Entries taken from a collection

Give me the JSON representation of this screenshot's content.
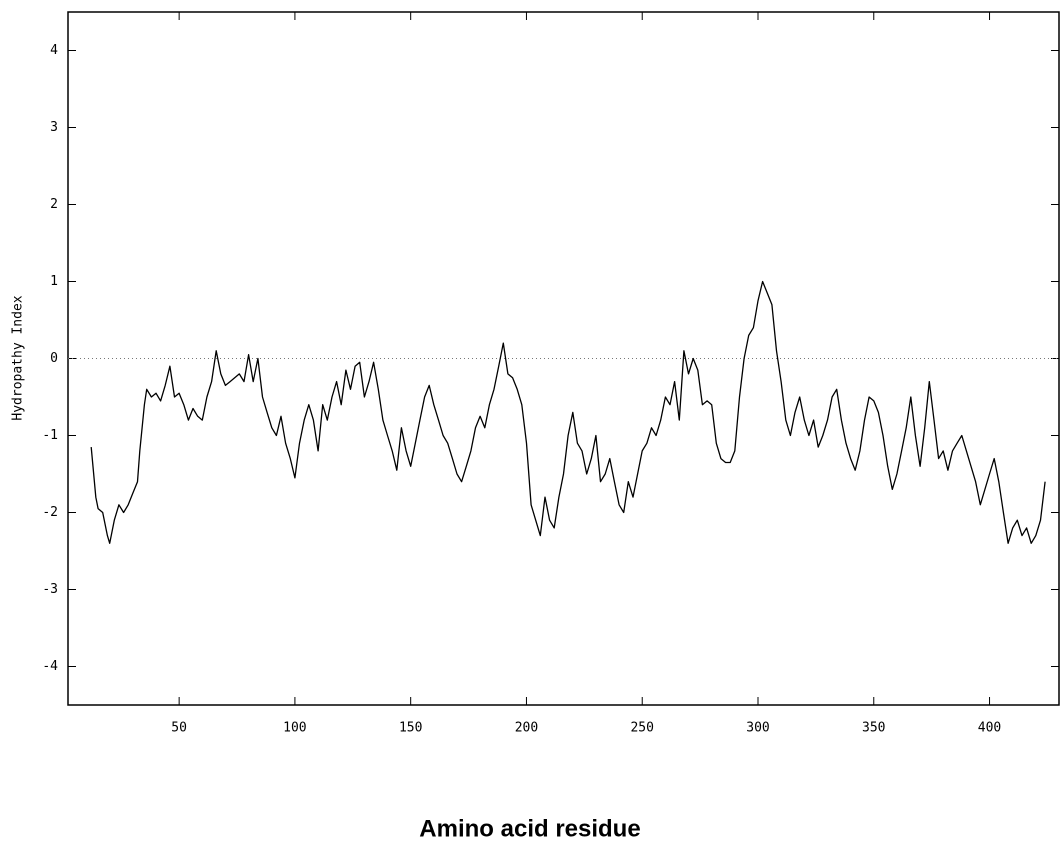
{
  "chart_data": {
    "type": "line",
    "ylabel": "Hydropathy Index",
    "xlabel": "Amino acid residue",
    "xlim": [
      2,
      430
    ],
    "ylim": [
      -4.5,
      4.5
    ],
    "xticks": [
      50,
      100,
      150,
      200,
      250,
      300,
      350,
      400
    ],
    "yticks": [
      -4,
      -3,
      -2,
      -1,
      0,
      1,
      2,
      3,
      4
    ],
    "reference_line": 0,
    "color": "#000000",
    "x": [
      12,
      14,
      15,
      17,
      19,
      20,
      22,
      24,
      26,
      28,
      30,
      32,
      33,
      35,
      36,
      38,
      40,
      42,
      44,
      46,
      48,
      50,
      52,
      54,
      56,
      58,
      60,
      62,
      64,
      66,
      68,
      70,
      72,
      74,
      76,
      78,
      80,
      82,
      84,
      86,
      88,
      90,
      92,
      94,
      96,
      98,
      100,
      102,
      104,
      106,
      108,
      110,
      112,
      114,
      116,
      118,
      120,
      122,
      124,
      126,
      128,
      130,
      132,
      134,
      136,
      138,
      140,
      142,
      144,
      146,
      148,
      150,
      152,
      154,
      156,
      158,
      160,
      162,
      164,
      166,
      168,
      170,
      172,
      174,
      176,
      178,
      180,
      182,
      184,
      186,
      188,
      190,
      192,
      194,
      196,
      198,
      200,
      202,
      204,
      206,
      208,
      210,
      212,
      214,
      216,
      218,
      220,
      222,
      224,
      226,
      228,
      230,
      232,
      234,
      236,
      238,
      240,
      242,
      244,
      246,
      248,
      250,
      252,
      254,
      256,
      258,
      260,
      262,
      264,
      266,
      268,
      270,
      272,
      274,
      276,
      278,
      280,
      282,
      284,
      286,
      288,
      290,
      292,
      294,
      296,
      298,
      300,
      302,
      304,
      306,
      308,
      310,
      312,
      314,
      316,
      318,
      320,
      322,
      324,
      326,
      328,
      330,
      332,
      334,
      336,
      338,
      340,
      342,
      344,
      346,
      348,
      350,
      352,
      354,
      356,
      358,
      360,
      362,
      364,
      366,
      368,
      370,
      372,
      374,
      376,
      378,
      380,
      382,
      384,
      386,
      388,
      390,
      392,
      394,
      396,
      398,
      400,
      402,
      404,
      406,
      408,
      410,
      412,
      414,
      416,
      418,
      420,
      422,
      424
    ],
    "values": [
      -1.15,
      -1.8,
      -1.95,
      -2.0,
      -2.3,
      -2.4,
      -2.1,
      -1.9,
      -2.0,
      -1.9,
      -1.75,
      -1.6,
      -1.2,
      -0.6,
      -0.4,
      -0.5,
      -0.45,
      -0.55,
      -0.35,
      -0.1,
      -0.5,
      -0.45,
      -0.6,
      -0.8,
      -0.65,
      -0.75,
      -0.8,
      -0.5,
      -0.3,
      0.1,
      -0.2,
      -0.35,
      -0.3,
      -0.25,
      -0.2,
      -0.3,
      0.05,
      -0.3,
      0.0,
      -0.5,
      -0.7,
      -0.9,
      -1.0,
      -0.75,
      -1.1,
      -1.3,
      -1.55,
      -1.1,
      -0.8,
      -0.6,
      -0.8,
      -1.2,
      -0.6,
      -0.8,
      -0.5,
      -0.3,
      -0.6,
      -0.15,
      -0.4,
      -0.1,
      -0.05,
      -0.5,
      -0.3,
      -0.05,
      -0.4,
      -0.8,
      -1.0,
      -1.2,
      -1.45,
      -0.9,
      -1.2,
      -1.4,
      -1.1,
      -0.8,
      -0.5,
      -0.35,
      -0.6,
      -0.8,
      -1.0,
      -1.1,
      -1.3,
      -1.5,
      -1.6,
      -1.4,
      -1.2,
      -0.9,
      -0.75,
      -0.9,
      -0.6,
      -0.4,
      -0.1,
      0.2,
      -0.2,
      -0.25,
      -0.4,
      -0.6,
      -1.1,
      -1.9,
      -2.1,
      -2.3,
      -1.8,
      -2.1,
      -2.2,
      -1.8,
      -1.5,
      -1.0,
      -0.7,
      -1.1,
      -1.2,
      -1.5,
      -1.3,
      -1.0,
      -1.6,
      -1.5,
      -1.3,
      -1.6,
      -1.9,
      -2.0,
      -1.6,
      -1.8,
      -1.5,
      -1.2,
      -1.1,
      -0.9,
      -1.0,
      -0.8,
      -0.5,
      -0.6,
      -0.3,
      -0.8,
      0.1,
      -0.2,
      0.0,
      -0.15,
      -0.6,
      -0.55,
      -0.6,
      -1.1,
      -1.3,
      -1.35,
      -1.35,
      -1.2,
      -0.5,
      0.0,
      0.3,
      0.4,
      0.75,
      1.0,
      0.85,
      0.7,
      0.1,
      -0.3,
      -0.8,
      -1.0,
      -0.7,
      -0.5,
      -0.8,
      -1.0,
      -0.8,
      -1.15,
      -1.0,
      -0.8,
      -0.5,
      -0.4,
      -0.8,
      -1.1,
      -1.3,
      -1.45,
      -1.2,
      -0.8,
      -0.5,
      -0.55,
      -0.7,
      -1.0,
      -1.4,
      -1.7,
      -1.5,
      -1.2,
      -0.9,
      -0.5,
      -1.0,
      -1.4,
      -0.9,
      -0.3,
      -0.8,
      -1.3,
      -1.2,
      -1.45,
      -1.2,
      -1.1,
      -1.0,
      -1.2,
      -1.4,
      -1.6,
      -1.9,
      -1.7,
      -1.5,
      -1.3,
      -1.6,
      -2.0,
      -2.4,
      -2.2,
      -2.1,
      -2.3,
      -2.2,
      -2.4,
      -2.3,
      -2.1,
      -1.6
    ]
  }
}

> Required task
Reproduce every line of the material precisely, omitting its pictures.

> Final result
Give me the JSON representation of this screenshot's content.
{
  "chart_data": {
    "type": "line",
    "ylabel": "Hydropathy Index",
    "xlabel": "Amino acid residue",
    "xlim": [
      2,
      430
    ],
    "ylim": [
      -4.5,
      4.5
    ],
    "xticks": [
      50,
      100,
      150,
      200,
      250,
      300,
      350,
      400
    ],
    "yticks": [
      -4,
      -3,
      -2,
      -1,
      0,
      1,
      2,
      3,
      4
    ],
    "reference_line": 0,
    "color": "#000000",
    "x": [
      12,
      14,
      15,
      17,
      19,
      20,
      22,
      24,
      26,
      28,
      30,
      32,
      33,
      35,
      36,
      38,
      40,
      42,
      44,
      46,
      48,
      50,
      52,
      54,
      56,
      58,
      60,
      62,
      64,
      66,
      68,
      70,
      72,
      74,
      76,
      78,
      80,
      82,
      84,
      86,
      88,
      90,
      92,
      94,
      96,
      98,
      100,
      102,
      104,
      106,
      108,
      110,
      112,
      114,
      116,
      118,
      120,
      122,
      124,
      126,
      128,
      130,
      132,
      134,
      136,
      138,
      140,
      142,
      144,
      146,
      148,
      150,
      152,
      154,
      156,
      158,
      160,
      162,
      164,
      166,
      168,
      170,
      172,
      174,
      176,
      178,
      180,
      182,
      184,
      186,
      188,
      190,
      192,
      194,
      196,
      198,
      200,
      202,
      204,
      206,
      208,
      210,
      212,
      214,
      216,
      218,
      220,
      222,
      224,
      226,
      228,
      230,
      232,
      234,
      236,
      238,
      240,
      242,
      244,
      246,
      248,
      250,
      252,
      254,
      256,
      258,
      260,
      262,
      264,
      266,
      268,
      270,
      272,
      274,
      276,
      278,
      280,
      282,
      284,
      286,
      288,
      290,
      292,
      294,
      296,
      298,
      300,
      302,
      304,
      306,
      308,
      310,
      312,
      314,
      316,
      318,
      320,
      322,
      324,
      326,
      328,
      330,
      332,
      334,
      336,
      338,
      340,
      342,
      344,
      346,
      348,
      350,
      352,
      354,
      356,
      358,
      360,
      362,
      364,
      366,
      368,
      370,
      372,
      374,
      376,
      378,
      380,
      382,
      384,
      386,
      388,
      390,
      392,
      394,
      396,
      398,
      400,
      402,
      404,
      406,
      408,
      410,
      412,
      414,
      416,
      418,
      420,
      422,
      424
    ],
    "values": [
      -1.15,
      -1.8,
      -1.95,
      -2.0,
      -2.3,
      -2.4,
      -2.1,
      -1.9,
      -2.0,
      -1.9,
      -1.75,
      -1.6,
      -1.2,
      -0.6,
      -0.4,
      -0.5,
      -0.45,
      -0.55,
      -0.35,
      -0.1,
      -0.5,
      -0.45,
      -0.6,
      -0.8,
      -0.65,
      -0.75,
      -0.8,
      -0.5,
      -0.3,
      0.1,
      -0.2,
      -0.35,
      -0.3,
      -0.25,
      -0.2,
      -0.3,
      0.05,
      -0.3,
      0.0,
      -0.5,
      -0.7,
      -0.9,
      -1.0,
      -0.75,
      -1.1,
      -1.3,
      -1.55,
      -1.1,
      -0.8,
      -0.6,
      -0.8,
      -1.2,
      -0.6,
      -0.8,
      -0.5,
      -0.3,
      -0.6,
      -0.15,
      -0.4,
      -0.1,
      -0.05,
      -0.5,
      -0.3,
      -0.05,
      -0.4,
      -0.8,
      -1.0,
      -1.2,
      -1.45,
      -0.9,
      -1.2,
      -1.4,
      -1.1,
      -0.8,
      -0.5,
      -0.35,
      -0.6,
      -0.8,
      -1.0,
      -1.1,
      -1.3,
      -1.5,
      -1.6,
      -1.4,
      -1.2,
      -0.9,
      -0.75,
      -0.9,
      -0.6,
      -0.4,
      -0.1,
      0.2,
      -0.2,
      -0.25,
      -0.4,
      -0.6,
      -1.1,
      -1.9,
      -2.1,
      -2.3,
      -1.8,
      -2.1,
      -2.2,
      -1.8,
      -1.5,
      -1.0,
      -0.7,
      -1.1,
      -1.2,
      -1.5,
      -1.3,
      -1.0,
      -1.6,
      -1.5,
      -1.3,
      -1.6,
      -1.9,
      -2.0,
      -1.6,
      -1.8,
      -1.5,
      -1.2,
      -1.1,
      -0.9,
      -1.0,
      -0.8,
      -0.5,
      -0.6,
      -0.3,
      -0.8,
      0.1,
      -0.2,
      0.0,
      -0.15,
      -0.6,
      -0.55,
      -0.6,
      -1.1,
      -1.3,
      -1.35,
      -1.35,
      -1.2,
      -0.5,
      0.0,
      0.3,
      0.4,
      0.75,
      1.0,
      0.85,
      0.7,
      0.1,
      -0.3,
      -0.8,
      -1.0,
      -0.7,
      -0.5,
      -0.8,
      -1.0,
      -0.8,
      -1.15,
      -1.0,
      -0.8,
      -0.5,
      -0.4,
      -0.8,
      -1.1,
      -1.3,
      -1.45,
      -1.2,
      -0.8,
      -0.5,
      -0.55,
      -0.7,
      -1.0,
      -1.4,
      -1.7,
      -1.5,
      -1.2,
      -0.9,
      -0.5,
      -1.0,
      -1.4,
      -0.9,
      -0.3,
      -0.8,
      -1.3,
      -1.2,
      -1.45,
      -1.2,
      -1.1,
      -1.0,
      -1.2,
      -1.4,
      -1.6,
      -1.9,
      -1.7,
      -1.5,
      -1.3,
      -1.6,
      -2.0,
      -2.4,
      -2.2,
      -2.1,
      -2.3,
      -2.2,
      -2.4,
      -2.3,
      -2.1,
      -1.6
    ]
  }
}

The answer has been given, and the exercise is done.